Find the number of lines in these records where the word "JSON" appears. Reply with that number and nothing more.
** START OF PROVIDED DATA **
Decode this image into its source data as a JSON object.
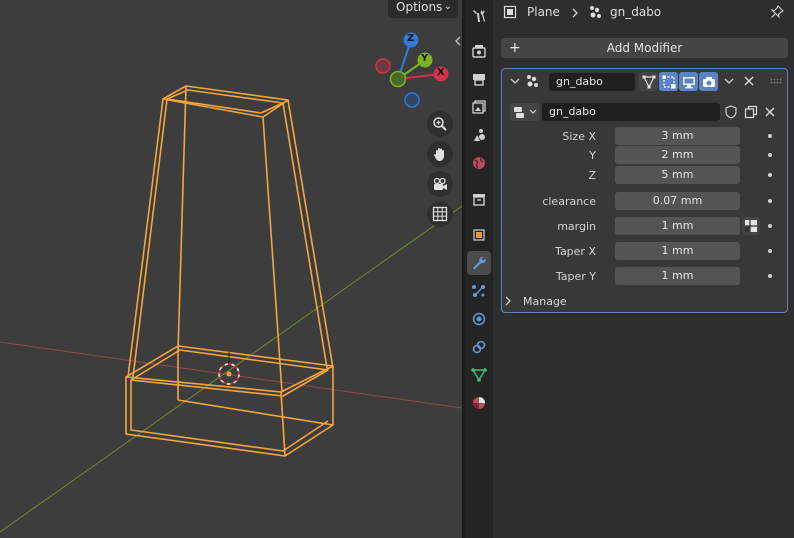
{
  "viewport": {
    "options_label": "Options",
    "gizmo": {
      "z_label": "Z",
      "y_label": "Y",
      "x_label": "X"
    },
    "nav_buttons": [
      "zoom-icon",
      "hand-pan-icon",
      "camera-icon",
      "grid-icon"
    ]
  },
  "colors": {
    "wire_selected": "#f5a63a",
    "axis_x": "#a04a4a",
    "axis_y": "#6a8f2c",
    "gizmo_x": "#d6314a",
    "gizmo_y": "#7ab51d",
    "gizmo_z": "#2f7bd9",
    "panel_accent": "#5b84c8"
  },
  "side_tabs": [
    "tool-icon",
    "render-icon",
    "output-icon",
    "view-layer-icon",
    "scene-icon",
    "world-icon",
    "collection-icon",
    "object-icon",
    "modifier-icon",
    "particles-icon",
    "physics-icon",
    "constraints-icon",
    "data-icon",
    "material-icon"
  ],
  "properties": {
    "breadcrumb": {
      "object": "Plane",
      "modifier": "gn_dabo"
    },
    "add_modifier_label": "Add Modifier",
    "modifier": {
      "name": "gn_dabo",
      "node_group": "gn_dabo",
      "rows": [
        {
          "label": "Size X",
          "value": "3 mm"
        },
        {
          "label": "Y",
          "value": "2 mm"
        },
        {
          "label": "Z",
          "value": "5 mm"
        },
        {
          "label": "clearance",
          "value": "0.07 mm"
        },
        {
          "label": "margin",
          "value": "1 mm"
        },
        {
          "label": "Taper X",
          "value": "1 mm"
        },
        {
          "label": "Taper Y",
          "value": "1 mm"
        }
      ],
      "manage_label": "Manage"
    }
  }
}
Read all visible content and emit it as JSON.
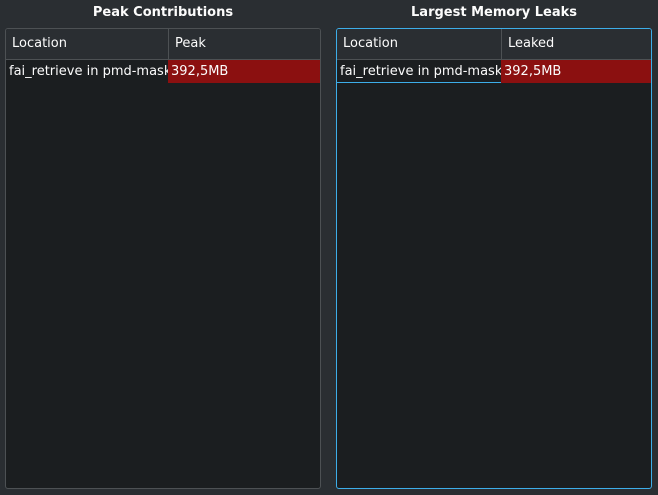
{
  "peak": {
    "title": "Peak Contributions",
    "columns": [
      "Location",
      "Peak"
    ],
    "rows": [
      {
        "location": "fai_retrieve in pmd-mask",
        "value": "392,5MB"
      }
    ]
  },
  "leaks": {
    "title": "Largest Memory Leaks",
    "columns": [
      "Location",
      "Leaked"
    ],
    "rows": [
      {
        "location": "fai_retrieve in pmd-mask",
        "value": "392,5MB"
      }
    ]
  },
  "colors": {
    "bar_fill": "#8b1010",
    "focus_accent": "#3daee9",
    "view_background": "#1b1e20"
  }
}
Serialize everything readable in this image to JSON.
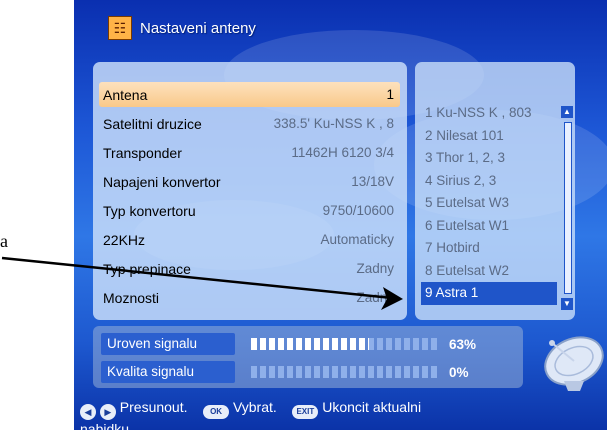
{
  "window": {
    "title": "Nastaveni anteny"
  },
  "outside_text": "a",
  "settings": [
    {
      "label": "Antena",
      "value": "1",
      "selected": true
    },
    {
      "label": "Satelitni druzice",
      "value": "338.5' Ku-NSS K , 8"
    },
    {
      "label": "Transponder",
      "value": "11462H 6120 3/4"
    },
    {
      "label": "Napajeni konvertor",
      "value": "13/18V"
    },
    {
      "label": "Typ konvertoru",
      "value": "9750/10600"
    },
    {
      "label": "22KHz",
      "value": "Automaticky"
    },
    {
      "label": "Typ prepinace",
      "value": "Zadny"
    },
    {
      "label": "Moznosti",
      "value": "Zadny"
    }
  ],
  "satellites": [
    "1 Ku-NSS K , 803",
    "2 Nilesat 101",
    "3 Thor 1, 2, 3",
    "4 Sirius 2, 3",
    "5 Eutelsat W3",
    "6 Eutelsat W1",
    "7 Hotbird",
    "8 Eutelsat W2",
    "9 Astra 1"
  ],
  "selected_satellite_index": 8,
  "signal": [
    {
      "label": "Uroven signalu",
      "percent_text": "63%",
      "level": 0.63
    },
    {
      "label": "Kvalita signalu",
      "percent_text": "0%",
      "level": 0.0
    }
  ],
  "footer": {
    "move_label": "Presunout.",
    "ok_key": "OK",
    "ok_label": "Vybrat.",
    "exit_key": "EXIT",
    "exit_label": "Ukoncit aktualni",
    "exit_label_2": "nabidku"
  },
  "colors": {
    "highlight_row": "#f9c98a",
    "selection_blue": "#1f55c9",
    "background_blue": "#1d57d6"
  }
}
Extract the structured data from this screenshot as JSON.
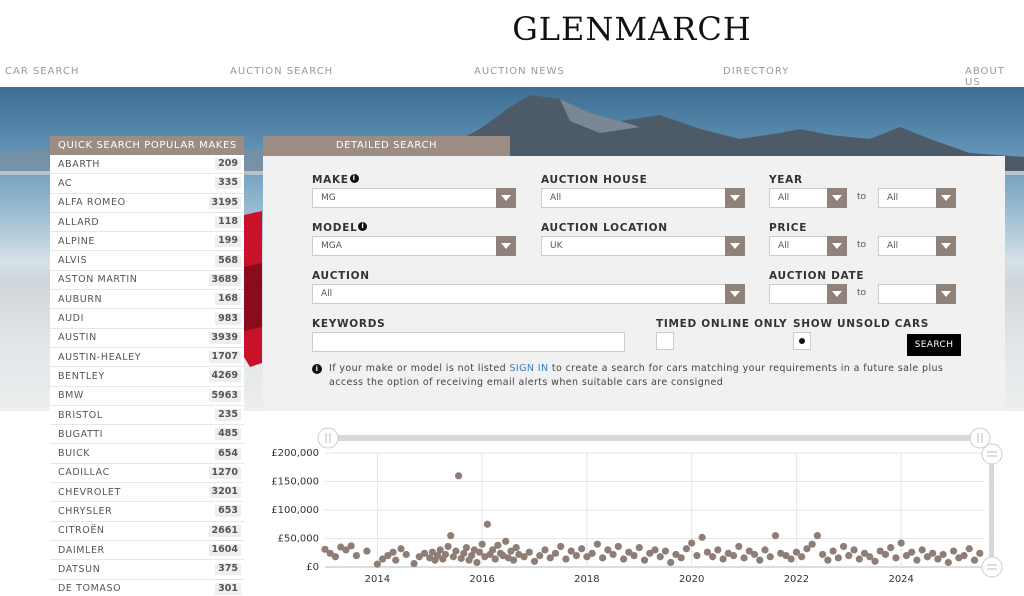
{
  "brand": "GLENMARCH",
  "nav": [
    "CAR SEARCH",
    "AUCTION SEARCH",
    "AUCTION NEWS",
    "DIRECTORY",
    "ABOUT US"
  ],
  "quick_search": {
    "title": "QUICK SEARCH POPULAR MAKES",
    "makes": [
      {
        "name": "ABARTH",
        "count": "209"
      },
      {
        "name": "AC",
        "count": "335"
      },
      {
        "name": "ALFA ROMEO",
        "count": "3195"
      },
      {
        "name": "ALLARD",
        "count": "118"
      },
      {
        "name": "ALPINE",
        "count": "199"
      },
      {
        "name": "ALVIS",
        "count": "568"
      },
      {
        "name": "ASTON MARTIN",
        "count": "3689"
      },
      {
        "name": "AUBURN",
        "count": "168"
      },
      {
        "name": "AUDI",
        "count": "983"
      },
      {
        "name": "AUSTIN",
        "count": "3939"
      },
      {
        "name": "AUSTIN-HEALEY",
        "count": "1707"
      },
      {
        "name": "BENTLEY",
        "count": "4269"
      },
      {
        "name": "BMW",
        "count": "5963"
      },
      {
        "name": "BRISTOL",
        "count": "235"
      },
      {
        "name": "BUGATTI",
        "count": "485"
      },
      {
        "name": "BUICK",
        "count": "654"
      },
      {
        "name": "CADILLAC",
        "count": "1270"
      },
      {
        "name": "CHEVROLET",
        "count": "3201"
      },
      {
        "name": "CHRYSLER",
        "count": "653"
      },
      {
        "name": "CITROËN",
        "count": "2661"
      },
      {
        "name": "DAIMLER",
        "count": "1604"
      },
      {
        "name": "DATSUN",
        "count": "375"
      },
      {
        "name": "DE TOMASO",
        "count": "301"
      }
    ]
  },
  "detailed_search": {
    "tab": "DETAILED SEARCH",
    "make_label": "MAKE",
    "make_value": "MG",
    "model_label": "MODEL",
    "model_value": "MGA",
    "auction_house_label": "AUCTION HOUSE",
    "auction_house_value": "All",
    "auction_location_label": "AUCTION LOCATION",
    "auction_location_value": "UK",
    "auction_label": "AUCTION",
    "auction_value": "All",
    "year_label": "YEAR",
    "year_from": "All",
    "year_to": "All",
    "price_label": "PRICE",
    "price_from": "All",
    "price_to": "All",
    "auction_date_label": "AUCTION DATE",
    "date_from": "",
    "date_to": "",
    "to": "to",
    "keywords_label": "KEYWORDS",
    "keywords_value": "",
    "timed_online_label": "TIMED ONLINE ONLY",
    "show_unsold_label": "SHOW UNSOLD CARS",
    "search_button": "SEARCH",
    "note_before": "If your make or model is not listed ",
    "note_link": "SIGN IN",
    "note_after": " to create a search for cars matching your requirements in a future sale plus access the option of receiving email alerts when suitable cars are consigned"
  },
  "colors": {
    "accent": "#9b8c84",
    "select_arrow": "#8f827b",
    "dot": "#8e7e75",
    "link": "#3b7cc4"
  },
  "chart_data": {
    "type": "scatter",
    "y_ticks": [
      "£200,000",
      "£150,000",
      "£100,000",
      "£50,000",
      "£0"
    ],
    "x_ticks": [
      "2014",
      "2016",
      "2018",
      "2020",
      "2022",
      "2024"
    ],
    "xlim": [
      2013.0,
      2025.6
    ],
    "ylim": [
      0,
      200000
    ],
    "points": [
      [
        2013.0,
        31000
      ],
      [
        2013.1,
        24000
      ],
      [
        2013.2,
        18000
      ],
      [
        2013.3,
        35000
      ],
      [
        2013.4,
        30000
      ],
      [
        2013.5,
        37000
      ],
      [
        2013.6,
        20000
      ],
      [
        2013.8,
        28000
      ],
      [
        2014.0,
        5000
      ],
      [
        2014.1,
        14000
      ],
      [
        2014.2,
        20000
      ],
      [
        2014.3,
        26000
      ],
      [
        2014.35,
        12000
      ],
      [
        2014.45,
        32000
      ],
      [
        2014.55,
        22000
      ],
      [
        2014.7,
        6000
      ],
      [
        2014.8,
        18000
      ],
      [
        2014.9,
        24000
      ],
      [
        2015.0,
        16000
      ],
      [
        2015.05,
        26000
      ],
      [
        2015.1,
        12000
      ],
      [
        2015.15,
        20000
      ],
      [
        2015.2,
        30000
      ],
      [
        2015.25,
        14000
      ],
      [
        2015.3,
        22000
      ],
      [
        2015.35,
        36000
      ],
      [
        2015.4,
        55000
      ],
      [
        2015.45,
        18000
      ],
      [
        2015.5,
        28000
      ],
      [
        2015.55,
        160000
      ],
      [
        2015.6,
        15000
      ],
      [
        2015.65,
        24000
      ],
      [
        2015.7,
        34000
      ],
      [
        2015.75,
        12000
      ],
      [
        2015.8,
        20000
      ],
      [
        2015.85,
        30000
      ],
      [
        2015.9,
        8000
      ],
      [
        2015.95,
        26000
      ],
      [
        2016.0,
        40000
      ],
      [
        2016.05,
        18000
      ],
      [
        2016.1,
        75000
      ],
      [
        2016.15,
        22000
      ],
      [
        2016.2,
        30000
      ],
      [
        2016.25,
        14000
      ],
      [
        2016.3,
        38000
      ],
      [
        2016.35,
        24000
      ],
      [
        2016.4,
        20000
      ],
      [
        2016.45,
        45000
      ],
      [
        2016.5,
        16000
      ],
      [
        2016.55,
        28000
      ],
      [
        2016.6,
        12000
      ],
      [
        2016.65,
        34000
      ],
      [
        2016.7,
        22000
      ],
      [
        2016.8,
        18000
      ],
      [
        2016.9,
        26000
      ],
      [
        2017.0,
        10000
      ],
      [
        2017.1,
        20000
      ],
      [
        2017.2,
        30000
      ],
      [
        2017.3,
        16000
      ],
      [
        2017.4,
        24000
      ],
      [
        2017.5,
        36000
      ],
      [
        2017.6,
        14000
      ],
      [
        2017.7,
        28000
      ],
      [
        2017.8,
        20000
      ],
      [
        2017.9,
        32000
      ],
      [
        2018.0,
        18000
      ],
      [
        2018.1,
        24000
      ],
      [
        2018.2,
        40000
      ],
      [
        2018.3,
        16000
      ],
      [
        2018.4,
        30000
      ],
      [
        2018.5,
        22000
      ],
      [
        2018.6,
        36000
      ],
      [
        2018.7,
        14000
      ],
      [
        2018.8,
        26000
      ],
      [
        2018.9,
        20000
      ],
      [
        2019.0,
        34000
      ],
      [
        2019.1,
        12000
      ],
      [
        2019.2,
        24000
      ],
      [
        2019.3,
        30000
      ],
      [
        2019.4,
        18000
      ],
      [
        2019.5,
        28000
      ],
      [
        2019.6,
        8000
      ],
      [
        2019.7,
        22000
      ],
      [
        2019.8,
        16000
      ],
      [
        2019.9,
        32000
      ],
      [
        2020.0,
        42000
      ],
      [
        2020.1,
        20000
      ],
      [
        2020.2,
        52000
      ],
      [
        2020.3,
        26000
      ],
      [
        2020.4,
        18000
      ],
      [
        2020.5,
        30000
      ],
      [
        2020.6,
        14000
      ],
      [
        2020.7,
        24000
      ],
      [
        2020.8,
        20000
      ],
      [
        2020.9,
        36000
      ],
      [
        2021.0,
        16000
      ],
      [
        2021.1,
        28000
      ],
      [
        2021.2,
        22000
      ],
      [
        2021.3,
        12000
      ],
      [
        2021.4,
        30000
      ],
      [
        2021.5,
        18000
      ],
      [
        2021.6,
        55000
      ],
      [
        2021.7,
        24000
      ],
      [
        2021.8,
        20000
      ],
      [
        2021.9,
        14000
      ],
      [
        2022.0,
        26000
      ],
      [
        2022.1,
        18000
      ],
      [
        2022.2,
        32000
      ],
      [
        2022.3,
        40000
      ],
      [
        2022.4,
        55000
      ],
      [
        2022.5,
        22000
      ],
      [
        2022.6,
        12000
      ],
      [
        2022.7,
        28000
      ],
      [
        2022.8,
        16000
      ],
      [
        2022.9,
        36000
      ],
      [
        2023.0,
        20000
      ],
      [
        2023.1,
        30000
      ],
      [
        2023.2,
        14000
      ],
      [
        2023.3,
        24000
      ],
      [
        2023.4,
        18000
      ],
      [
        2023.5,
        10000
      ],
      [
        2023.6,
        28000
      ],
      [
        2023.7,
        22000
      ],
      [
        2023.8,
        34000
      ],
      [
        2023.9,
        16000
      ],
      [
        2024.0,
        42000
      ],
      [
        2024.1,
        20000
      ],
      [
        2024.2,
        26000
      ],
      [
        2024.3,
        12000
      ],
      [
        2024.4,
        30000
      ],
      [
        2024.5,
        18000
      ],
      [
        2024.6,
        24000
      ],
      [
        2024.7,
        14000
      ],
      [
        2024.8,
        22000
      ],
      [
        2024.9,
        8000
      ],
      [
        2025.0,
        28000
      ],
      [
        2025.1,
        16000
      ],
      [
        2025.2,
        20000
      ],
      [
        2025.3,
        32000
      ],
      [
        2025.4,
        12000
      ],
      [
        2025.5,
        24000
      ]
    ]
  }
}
** END OF PROVIDED DATA **
## WRITTEN SOLUTION
4